- Rows:

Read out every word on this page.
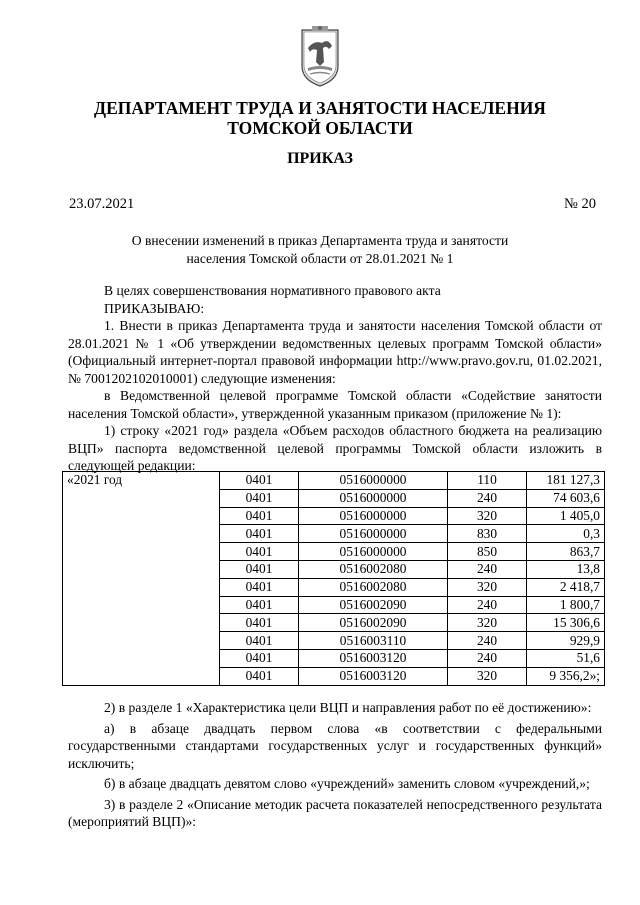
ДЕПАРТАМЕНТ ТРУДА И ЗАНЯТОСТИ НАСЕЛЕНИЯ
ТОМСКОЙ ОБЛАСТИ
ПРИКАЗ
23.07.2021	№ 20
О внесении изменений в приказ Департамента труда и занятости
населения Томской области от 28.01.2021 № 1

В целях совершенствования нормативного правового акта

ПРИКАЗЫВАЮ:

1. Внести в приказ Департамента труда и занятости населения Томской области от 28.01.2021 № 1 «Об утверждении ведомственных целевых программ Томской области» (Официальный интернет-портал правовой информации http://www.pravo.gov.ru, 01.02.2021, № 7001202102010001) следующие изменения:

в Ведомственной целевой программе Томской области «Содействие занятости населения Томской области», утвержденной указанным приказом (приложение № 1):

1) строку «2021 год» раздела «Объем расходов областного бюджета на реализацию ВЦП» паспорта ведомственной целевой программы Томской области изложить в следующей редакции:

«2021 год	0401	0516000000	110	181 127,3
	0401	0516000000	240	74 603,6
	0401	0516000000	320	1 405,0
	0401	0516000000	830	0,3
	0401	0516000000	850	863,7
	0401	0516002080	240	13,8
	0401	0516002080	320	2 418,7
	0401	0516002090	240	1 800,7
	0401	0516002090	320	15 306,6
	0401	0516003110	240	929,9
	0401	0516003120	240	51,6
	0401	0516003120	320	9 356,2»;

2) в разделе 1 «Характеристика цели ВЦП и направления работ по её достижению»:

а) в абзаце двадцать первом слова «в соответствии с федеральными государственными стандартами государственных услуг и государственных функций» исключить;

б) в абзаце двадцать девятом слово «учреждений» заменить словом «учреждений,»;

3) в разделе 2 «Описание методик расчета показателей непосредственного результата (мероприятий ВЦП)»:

==

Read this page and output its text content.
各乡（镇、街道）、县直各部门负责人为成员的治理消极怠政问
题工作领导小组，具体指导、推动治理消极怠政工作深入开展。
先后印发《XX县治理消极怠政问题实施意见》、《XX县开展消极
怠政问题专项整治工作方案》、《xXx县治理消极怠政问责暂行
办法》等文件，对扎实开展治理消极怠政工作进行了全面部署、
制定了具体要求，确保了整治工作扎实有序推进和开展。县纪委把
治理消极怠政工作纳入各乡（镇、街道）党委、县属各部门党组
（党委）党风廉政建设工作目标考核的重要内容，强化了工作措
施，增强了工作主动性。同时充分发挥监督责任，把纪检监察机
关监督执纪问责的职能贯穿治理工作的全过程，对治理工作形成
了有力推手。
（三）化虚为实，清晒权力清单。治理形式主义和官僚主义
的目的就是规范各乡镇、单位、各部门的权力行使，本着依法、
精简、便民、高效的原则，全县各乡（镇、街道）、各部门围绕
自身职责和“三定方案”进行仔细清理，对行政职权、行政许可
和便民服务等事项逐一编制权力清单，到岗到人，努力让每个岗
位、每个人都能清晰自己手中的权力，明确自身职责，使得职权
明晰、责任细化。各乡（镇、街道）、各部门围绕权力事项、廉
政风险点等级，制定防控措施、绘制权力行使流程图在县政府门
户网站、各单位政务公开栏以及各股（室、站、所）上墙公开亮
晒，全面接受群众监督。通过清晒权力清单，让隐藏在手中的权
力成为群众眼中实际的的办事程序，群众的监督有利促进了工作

...

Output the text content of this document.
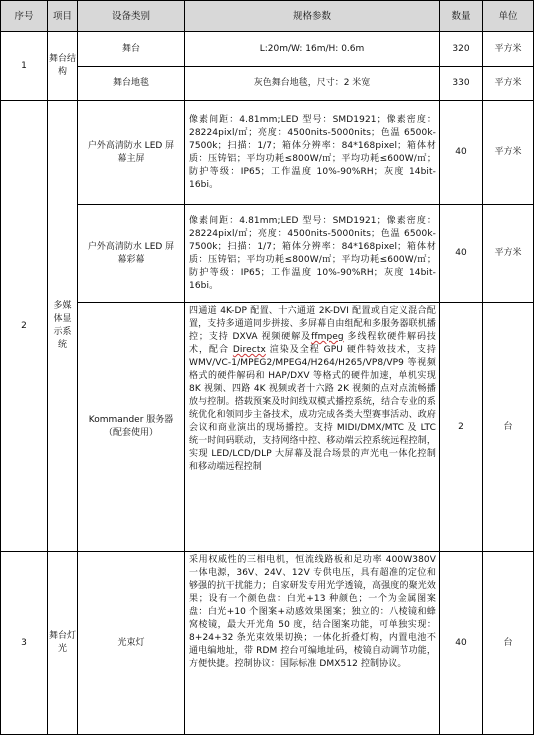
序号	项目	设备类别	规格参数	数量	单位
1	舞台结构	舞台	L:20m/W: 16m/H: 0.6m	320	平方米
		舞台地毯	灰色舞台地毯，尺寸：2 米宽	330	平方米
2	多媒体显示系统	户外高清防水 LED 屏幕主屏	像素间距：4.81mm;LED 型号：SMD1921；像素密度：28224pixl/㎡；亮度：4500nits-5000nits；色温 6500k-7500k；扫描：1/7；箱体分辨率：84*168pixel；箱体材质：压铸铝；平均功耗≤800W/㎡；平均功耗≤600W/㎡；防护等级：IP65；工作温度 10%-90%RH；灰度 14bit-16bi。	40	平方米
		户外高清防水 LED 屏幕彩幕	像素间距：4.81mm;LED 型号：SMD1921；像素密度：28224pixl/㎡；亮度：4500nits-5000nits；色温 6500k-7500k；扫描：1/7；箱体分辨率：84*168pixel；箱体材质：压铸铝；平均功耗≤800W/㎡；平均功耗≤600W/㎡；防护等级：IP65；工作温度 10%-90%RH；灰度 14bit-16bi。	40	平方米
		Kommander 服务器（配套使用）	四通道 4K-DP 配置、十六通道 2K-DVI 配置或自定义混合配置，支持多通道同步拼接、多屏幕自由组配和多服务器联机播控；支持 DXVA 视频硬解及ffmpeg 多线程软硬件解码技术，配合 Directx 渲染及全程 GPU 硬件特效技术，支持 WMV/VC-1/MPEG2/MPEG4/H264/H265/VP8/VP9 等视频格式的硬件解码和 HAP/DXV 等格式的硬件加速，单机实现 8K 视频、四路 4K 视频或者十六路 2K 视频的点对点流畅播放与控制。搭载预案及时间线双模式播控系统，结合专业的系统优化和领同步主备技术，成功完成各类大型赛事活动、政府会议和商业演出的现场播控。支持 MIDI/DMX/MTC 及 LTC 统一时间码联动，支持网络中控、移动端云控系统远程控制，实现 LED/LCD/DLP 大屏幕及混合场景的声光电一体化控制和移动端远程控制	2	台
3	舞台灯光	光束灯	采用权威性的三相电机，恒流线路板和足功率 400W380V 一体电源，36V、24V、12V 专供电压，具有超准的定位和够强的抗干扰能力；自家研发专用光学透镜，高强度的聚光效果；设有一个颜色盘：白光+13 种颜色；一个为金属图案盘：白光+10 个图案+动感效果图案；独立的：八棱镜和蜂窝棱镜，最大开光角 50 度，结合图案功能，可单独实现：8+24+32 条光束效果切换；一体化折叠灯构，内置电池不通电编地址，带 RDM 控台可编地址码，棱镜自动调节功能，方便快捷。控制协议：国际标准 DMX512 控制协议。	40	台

- What is required:
Of the lines in the data above, how many contain the word "户外高清防水"? Give only that figure.

- Solution:
2